* Required task: Output all entries verbatim. Skip pictures.

* Extracted data:
'''
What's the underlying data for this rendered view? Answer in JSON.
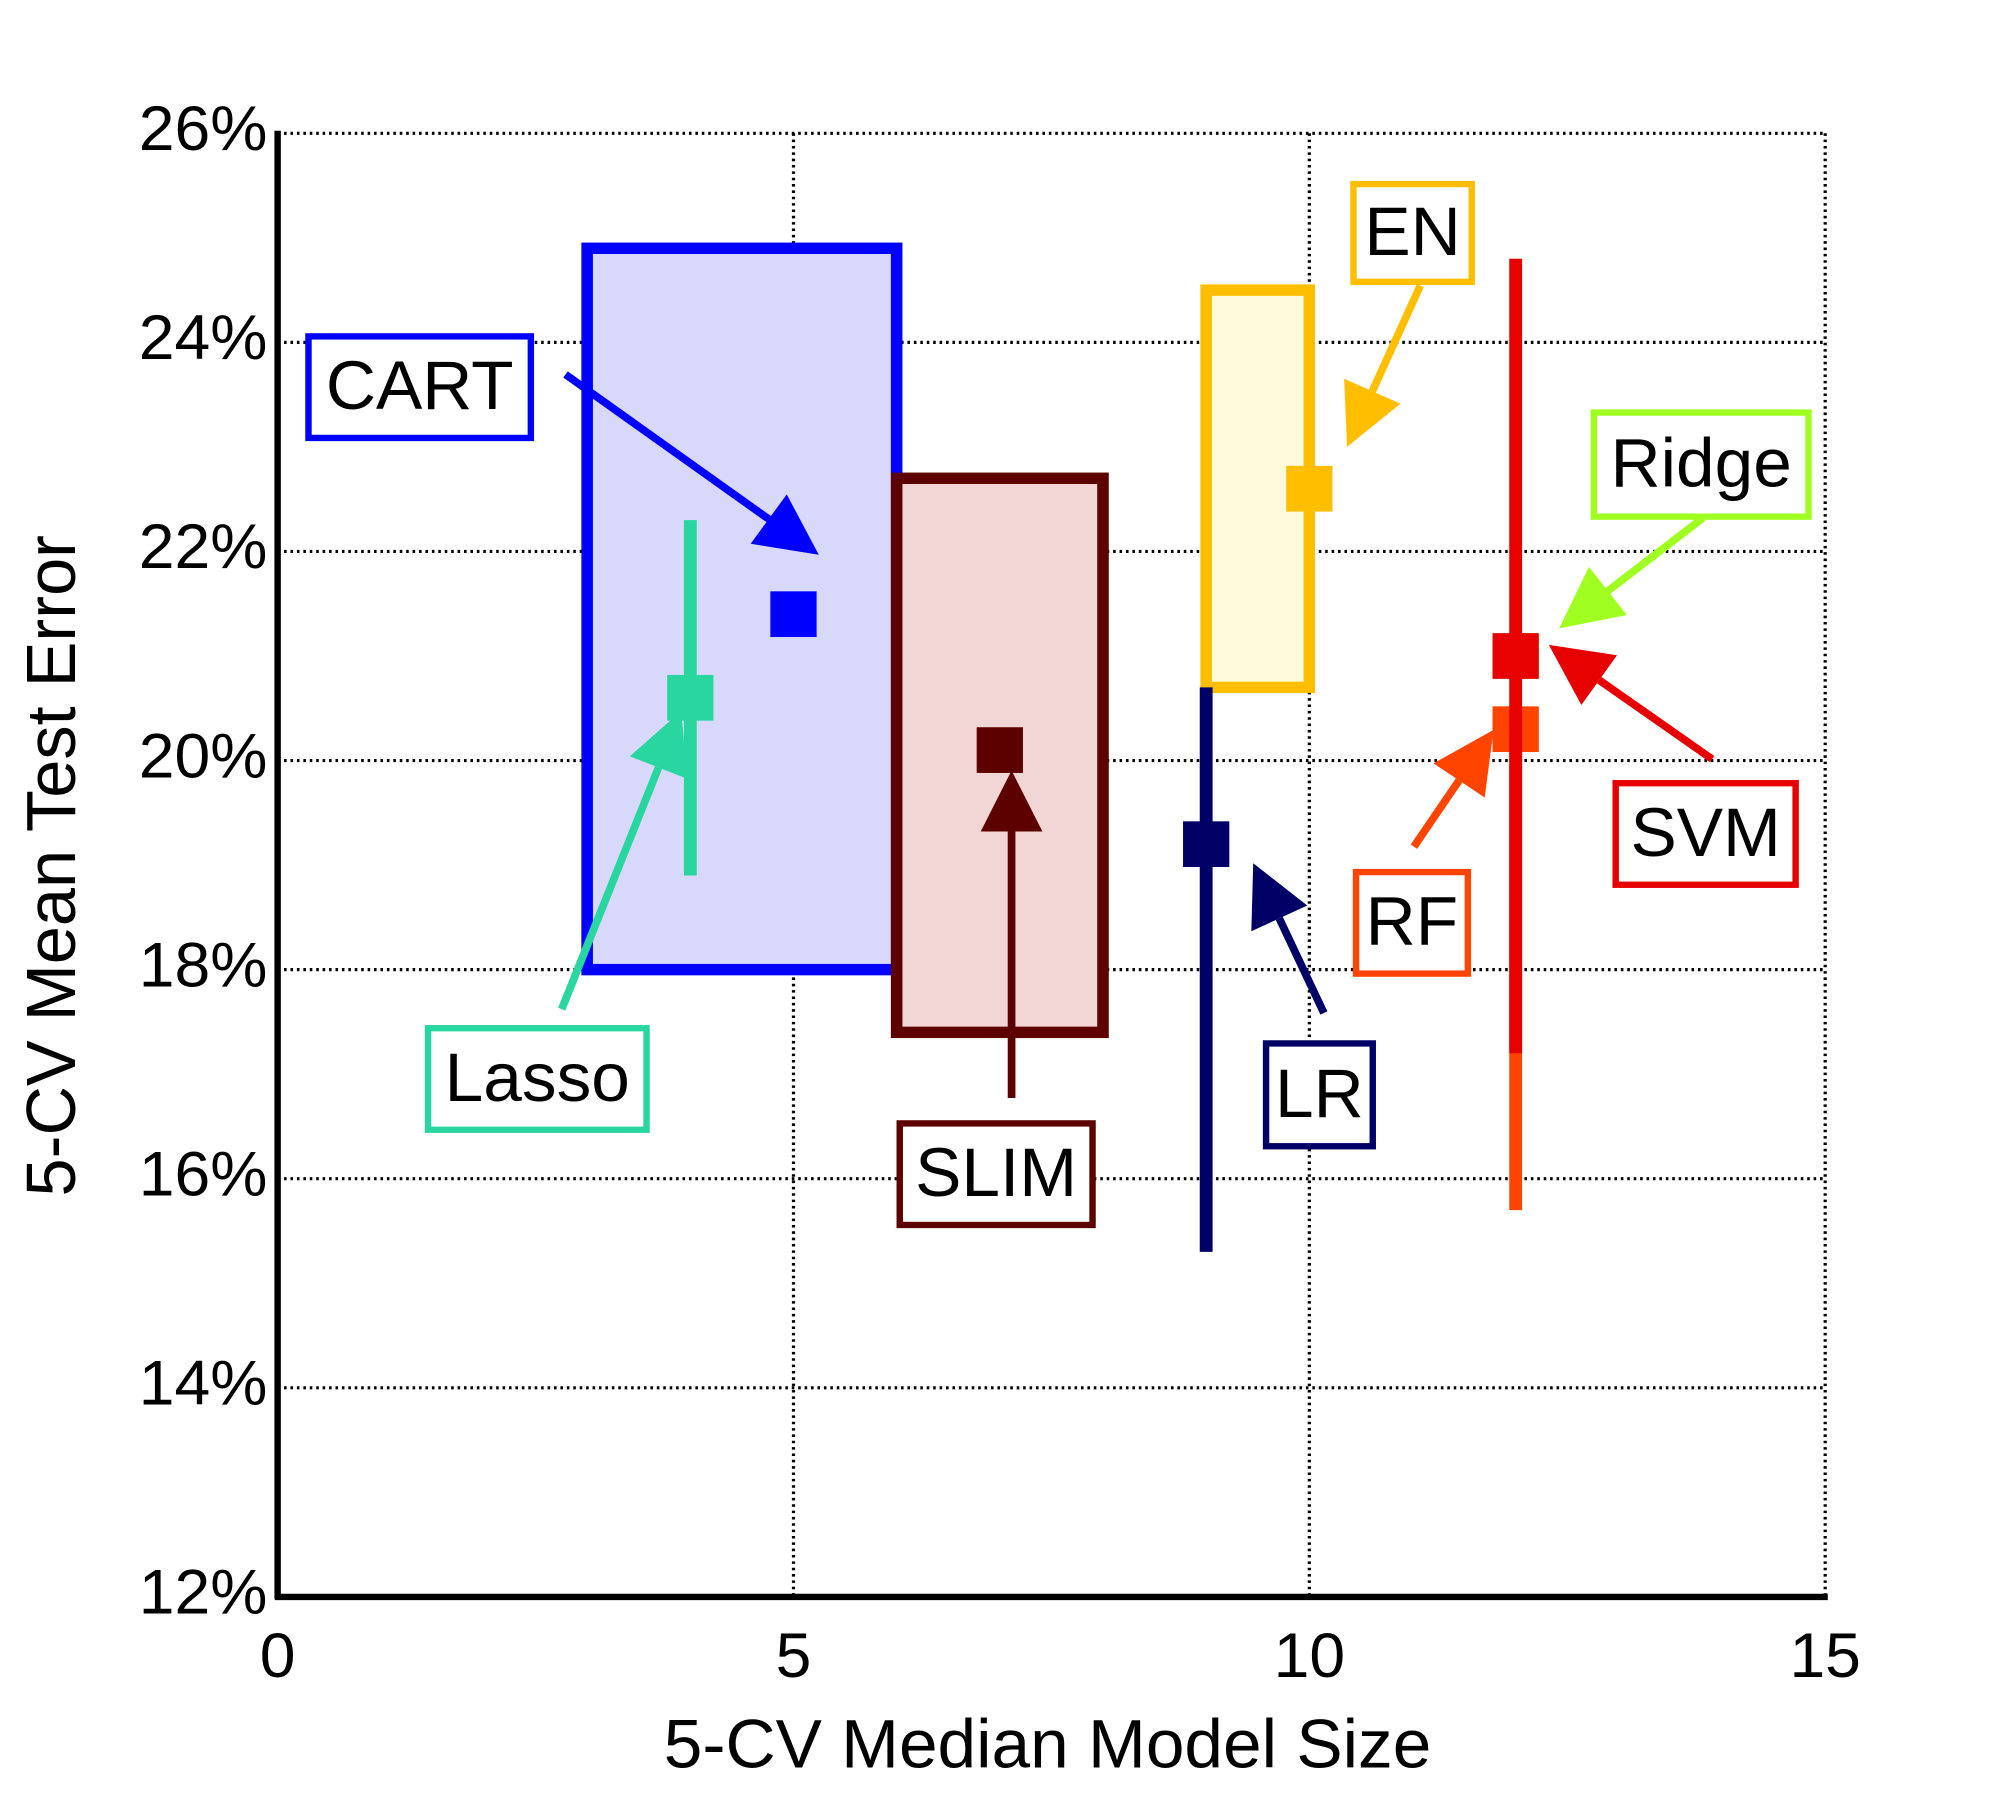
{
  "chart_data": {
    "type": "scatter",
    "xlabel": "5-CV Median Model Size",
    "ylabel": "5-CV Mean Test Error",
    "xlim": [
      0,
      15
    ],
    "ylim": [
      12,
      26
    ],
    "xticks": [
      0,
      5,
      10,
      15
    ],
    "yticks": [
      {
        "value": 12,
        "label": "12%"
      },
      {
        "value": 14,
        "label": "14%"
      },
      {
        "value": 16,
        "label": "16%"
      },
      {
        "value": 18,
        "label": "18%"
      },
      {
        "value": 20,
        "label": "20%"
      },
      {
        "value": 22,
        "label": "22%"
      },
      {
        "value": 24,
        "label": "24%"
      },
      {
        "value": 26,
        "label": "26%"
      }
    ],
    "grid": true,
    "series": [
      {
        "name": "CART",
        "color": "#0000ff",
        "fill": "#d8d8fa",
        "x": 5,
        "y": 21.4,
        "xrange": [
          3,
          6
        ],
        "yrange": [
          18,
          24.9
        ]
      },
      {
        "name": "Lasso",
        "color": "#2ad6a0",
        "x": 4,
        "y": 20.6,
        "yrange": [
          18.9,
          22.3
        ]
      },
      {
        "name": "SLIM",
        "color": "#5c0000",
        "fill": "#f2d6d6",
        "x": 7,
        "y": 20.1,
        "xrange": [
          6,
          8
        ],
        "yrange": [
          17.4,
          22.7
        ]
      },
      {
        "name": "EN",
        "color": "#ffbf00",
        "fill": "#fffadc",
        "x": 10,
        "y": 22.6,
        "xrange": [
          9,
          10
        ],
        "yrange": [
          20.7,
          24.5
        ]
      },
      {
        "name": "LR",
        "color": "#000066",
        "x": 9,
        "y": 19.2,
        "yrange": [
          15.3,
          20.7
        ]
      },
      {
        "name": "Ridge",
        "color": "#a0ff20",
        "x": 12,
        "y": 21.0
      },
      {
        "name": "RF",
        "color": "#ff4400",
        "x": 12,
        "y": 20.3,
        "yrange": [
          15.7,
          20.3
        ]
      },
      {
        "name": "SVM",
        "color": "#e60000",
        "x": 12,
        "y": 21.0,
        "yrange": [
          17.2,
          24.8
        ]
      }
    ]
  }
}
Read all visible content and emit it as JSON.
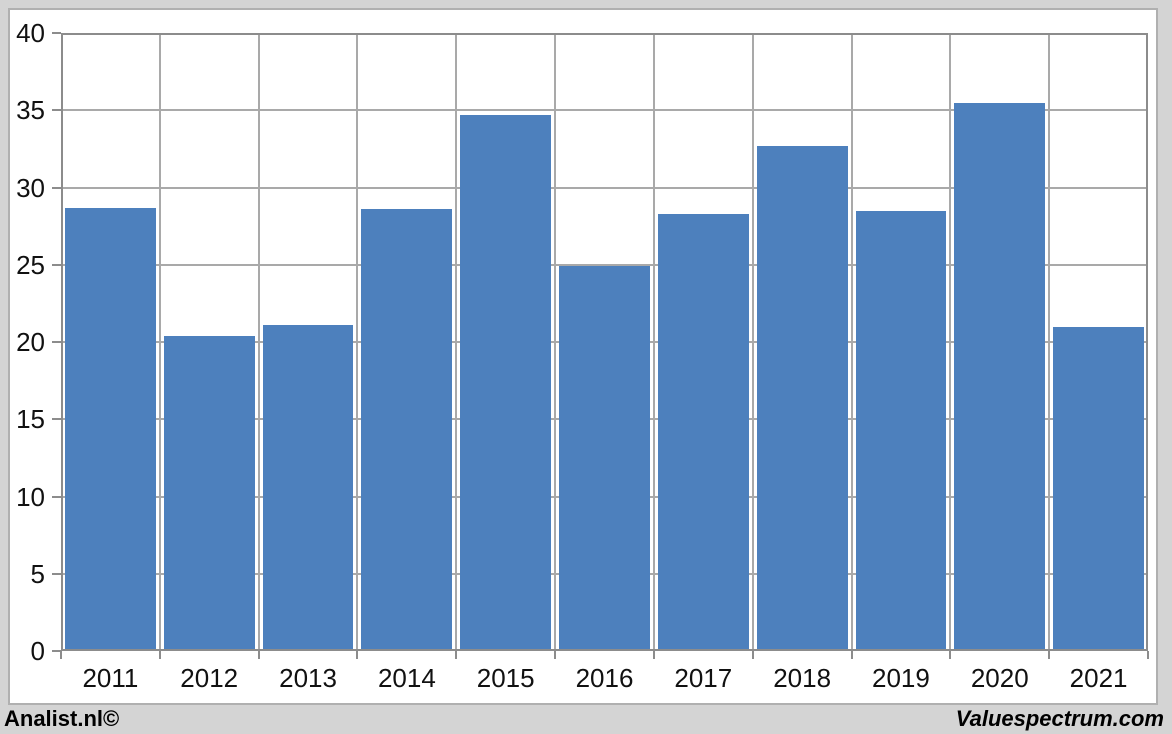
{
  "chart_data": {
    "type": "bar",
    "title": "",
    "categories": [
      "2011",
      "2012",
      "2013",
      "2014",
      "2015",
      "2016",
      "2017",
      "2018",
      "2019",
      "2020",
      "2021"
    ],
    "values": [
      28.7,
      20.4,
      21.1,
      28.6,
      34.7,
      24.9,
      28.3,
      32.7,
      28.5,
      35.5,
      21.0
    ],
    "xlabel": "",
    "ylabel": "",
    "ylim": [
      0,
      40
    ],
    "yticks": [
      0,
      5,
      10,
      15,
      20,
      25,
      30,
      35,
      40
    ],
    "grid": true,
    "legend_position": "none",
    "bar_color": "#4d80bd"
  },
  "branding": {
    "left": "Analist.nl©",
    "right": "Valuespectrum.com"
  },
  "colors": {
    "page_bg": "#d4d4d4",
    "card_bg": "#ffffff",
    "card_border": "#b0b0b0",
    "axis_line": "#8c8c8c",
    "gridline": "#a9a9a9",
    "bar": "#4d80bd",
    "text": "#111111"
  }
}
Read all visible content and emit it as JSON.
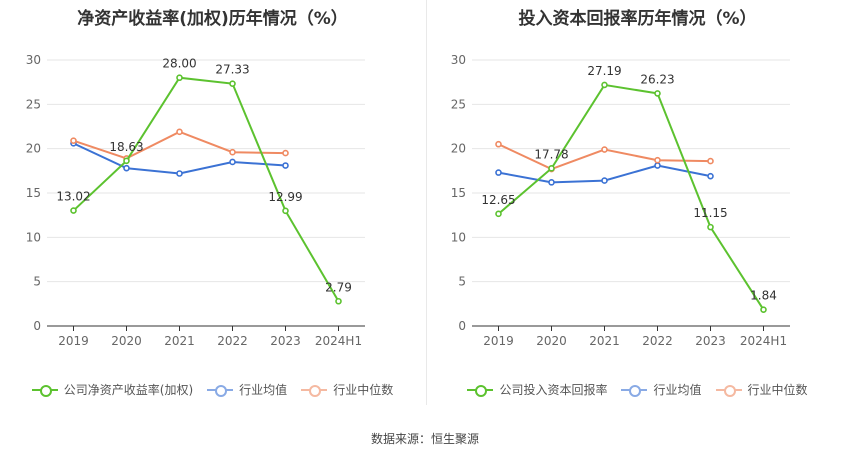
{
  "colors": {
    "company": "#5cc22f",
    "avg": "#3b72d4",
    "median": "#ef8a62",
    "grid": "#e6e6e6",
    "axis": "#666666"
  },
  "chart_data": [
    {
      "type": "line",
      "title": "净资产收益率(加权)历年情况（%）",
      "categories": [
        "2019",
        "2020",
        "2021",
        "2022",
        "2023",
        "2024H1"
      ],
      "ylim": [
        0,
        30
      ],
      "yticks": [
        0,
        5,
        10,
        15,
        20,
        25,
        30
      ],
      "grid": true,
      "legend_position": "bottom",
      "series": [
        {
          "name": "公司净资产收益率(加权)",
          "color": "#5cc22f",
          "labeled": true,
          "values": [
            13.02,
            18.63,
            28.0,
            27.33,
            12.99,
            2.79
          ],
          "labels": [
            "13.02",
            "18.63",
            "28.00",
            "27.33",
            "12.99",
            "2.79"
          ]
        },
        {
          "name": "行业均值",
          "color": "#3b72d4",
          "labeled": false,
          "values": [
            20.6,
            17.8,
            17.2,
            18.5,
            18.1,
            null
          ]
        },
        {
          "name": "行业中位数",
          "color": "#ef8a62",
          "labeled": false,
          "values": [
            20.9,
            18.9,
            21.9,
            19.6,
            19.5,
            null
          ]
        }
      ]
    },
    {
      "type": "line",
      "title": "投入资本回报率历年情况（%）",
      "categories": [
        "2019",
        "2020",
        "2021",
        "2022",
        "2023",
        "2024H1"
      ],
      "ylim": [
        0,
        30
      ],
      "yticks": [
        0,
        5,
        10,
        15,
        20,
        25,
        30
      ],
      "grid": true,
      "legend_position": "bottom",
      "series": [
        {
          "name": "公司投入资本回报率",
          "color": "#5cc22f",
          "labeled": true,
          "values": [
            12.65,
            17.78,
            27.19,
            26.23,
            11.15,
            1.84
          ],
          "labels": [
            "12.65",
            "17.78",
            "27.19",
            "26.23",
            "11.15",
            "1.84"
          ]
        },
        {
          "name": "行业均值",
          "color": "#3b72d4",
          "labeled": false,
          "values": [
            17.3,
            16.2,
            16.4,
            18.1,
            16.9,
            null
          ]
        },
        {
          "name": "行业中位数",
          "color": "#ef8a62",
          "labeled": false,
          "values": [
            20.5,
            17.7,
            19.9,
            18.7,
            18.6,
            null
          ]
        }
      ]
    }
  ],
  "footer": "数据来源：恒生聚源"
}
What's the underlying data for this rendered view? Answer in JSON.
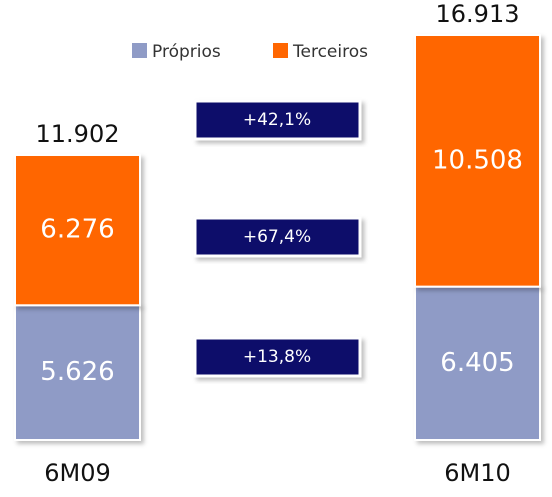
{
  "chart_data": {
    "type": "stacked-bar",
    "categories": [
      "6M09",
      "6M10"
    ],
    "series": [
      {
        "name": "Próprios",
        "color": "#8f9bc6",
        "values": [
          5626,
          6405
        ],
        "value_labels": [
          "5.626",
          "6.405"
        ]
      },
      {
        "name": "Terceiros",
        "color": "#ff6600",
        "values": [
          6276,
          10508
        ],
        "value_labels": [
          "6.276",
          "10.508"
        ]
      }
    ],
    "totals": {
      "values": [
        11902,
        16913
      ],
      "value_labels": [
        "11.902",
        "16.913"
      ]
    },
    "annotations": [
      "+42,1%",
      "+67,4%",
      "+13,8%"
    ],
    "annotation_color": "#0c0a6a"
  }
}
'''
* Task output:
What's the underlying data for this rendered view? Answer in JSON.
{
  "chart_data": {
    "type": "scatter",
    "xlabel": "5-CV Median Model Size",
    "ylabel": "5-CV Mean Test Error",
    "xlim": [
      0,
      15
    ],
    "ylim": [
      12,
      26
    ],
    "xticks": [
      0,
      5,
      10,
      15
    ],
    "yticks": [
      {
        "value": 12,
        "label": "12%"
      },
      {
        "value": 14,
        "label": "14%"
      },
      {
        "value": 16,
        "label": "16%"
      },
      {
        "value": 18,
        "label": "18%"
      },
      {
        "value": 20,
        "label": "20%"
      },
      {
        "value": 22,
        "label": "22%"
      },
      {
        "value": 24,
        "label": "24%"
      },
      {
        "value": 26,
        "label": "26%"
      }
    ],
    "grid": true,
    "series": [
      {
        "name": "CART",
        "color": "#0000ff",
        "fill": "#d8d8fa",
        "x": 5,
        "y": 21.4,
        "xrange": [
          3,
          6
        ],
        "yrange": [
          18,
          24.9
        ]
      },
      {
        "name": "Lasso",
        "color": "#2ad6a0",
        "x": 4,
        "y": 20.6,
        "yrange": [
          18.9,
          22.3
        ]
      },
      {
        "name": "SLIM",
        "color": "#5c0000",
        "fill": "#f2d6d6",
        "x": 7,
        "y": 20.1,
        "xrange": [
          6,
          8
        ],
        "yrange": [
          17.4,
          22.7
        ]
      },
      {
        "name": "EN",
        "color": "#ffbf00",
        "fill": "#fffadc",
        "x": 10,
        "y": 22.6,
        "xrange": [
          9,
          10
        ],
        "yrange": [
          20.7,
          24.5
        ]
      },
      {
        "name": "LR",
        "color": "#000066",
        "x": 9,
        "y": 19.2,
        "yrange": [
          15.3,
          20.7
        ]
      },
      {
        "name": "Ridge",
        "color": "#a0ff20",
        "x": 12,
        "y": 21.0
      },
      {
        "name": "RF",
        "color": "#ff4400",
        "x": 12,
        "y": 20.3,
        "yrange": [
          15.7,
          20.3
        ]
      },
      {
        "name": "SVM",
        "color": "#e60000",
        "x": 12,
        "y": 21.0,
        "yrange": [
          17.2,
          24.8
        ]
      }
    ]
  }
}
Read all visible content and emit it as JSON.
{
  "chart_data": {
    "type": "bar",
    "title": "",
    "categories": [
      "2011",
      "2012",
      "2013",
      "2014",
      "2015",
      "2016",
      "2017",
      "2018",
      "2019",
      "2020",
      "2021"
    ],
    "values": [
      28.7,
      20.4,
      21.1,
      28.6,
      34.7,
      24.9,
      28.3,
      32.7,
      28.5,
      35.5,
      21.0
    ],
    "xlabel": "",
    "ylabel": "",
    "ylim": [
      0,
      40
    ],
    "yticks": [
      0,
      5,
      10,
      15,
      20,
      25,
      30,
      35,
      40
    ],
    "grid": true,
    "legend_position": "none",
    "bar_color": "#4d80bd"
  },
  "branding": {
    "left": "Analist.nl©",
    "right": "Valuespectrum.com"
  },
  "colors": {
    "page_bg": "#d4d4d4",
    "card_bg": "#ffffff",
    "card_border": "#b0b0b0",
    "axis_line": "#8c8c8c",
    "gridline": "#a9a9a9",
    "bar": "#4d80bd",
    "text": "#111111"
  }
}
Read all visible content and emit it as JSON.
{
  "colors": {
    "company": "#5cc22f",
    "avg": "#3b72d4",
    "median": "#ef8a62",
    "grid": "#e6e6e6",
    "axis": "#666666"
  },
  "chart_data": [
    {
      "type": "line",
      "title": "净资产收益率(加权)历年情况（%）",
      "categories": [
        "2019",
        "2020",
        "2021",
        "2022",
        "2023",
        "2024H1"
      ],
      "ylim": [
        0,
        30
      ],
      "yticks": [
        0,
        5,
        10,
        15,
        20,
        25,
        30
      ],
      "grid": true,
      "legend_position": "bottom",
      "series": [
        {
          "name": "公司净资产收益率(加权)",
          "color": "#5cc22f",
          "labeled": true,
          "values": [
            13.02,
            18.63,
            28.0,
            27.33,
            12.99,
            2.79
          ],
          "labels": [
            "13.02",
            "18.63",
            "28.00",
            "27.33",
            "12.99",
            "2.79"
          ]
        },
        {
          "name": "行业均值",
          "color": "#3b72d4",
          "labeled": false,
          "values": [
            20.6,
            17.8,
            17.2,
            18.5,
            18.1,
            null
          ]
        },
        {
          "name": "行业中位数",
          "color": "#ef8a62",
          "labeled": false,
          "values": [
            20.9,
            18.9,
            21.9,
            19.6,
            19.5,
            null
          ]
        }
      ]
    },
    {
      "type": "line",
      "title": "投入资本回报率历年情况（%）",
      "categories": [
        "2019",
        "2020",
        "2021",
        "2022",
        "2023",
        "2024H1"
      ],
      "ylim": [
        0,
        30
      ],
      "yticks": [
        0,
        5,
        10,
        15,
        20,
        25,
        30
      ],
      "grid": true,
      "legend_position": "bottom",
      "series": [
        {
          "name": "公司投入资本回报率",
          "color": "#5cc22f",
          "labeled": true,
          "values": [
            12.65,
            17.78,
            27.19,
            26.23,
            11.15,
            1.84
          ],
          "labels": [
            "12.65",
            "17.78",
            "27.19",
            "26.23",
            "11.15",
            "1.84"
          ]
        },
        {
          "name": "行业均值",
          "color": "#3b72d4",
          "labeled": false,
          "values": [
            17.3,
            16.2,
            16.4,
            18.1,
            16.9,
            null
          ]
        },
        {
          "name": "行业中位数",
          "color": "#ef8a62",
          "labeled": false,
          "values": [
            20.5,
            17.7,
            19.9,
            18.7,
            18.6,
            null
          ]
        }
      ]
    }
  ],
  "footer": "数据来源：恒生聚源"
}
What's the underlying data for this rendered view? Answer in JSON.
{
  "chart_data": {
    "type": "stacked-bar",
    "categories": [
      "6M09",
      "6M10"
    ],
    "series": [
      {
        "name": "Próprios",
        "color": "#8f9bc6",
        "values": [
          5626,
          6405
        ],
        "value_labels": [
          "5.626",
          "6.405"
        ]
      },
      {
        "name": "Terceiros",
        "color": "#ff6600",
        "values": [
          6276,
          10508
        ],
        "value_labels": [
          "6.276",
          "10.508"
        ]
      }
    ],
    "totals": {
      "values": [
        11902,
        16913
      ],
      "value_labels": [
        "11.902",
        "16.913"
      ]
    },
    "annotations": [
      "+42,1%",
      "+67,4%",
      "+13,8%"
    ],
    "annotation_color": "#0c0a6a"
  }
}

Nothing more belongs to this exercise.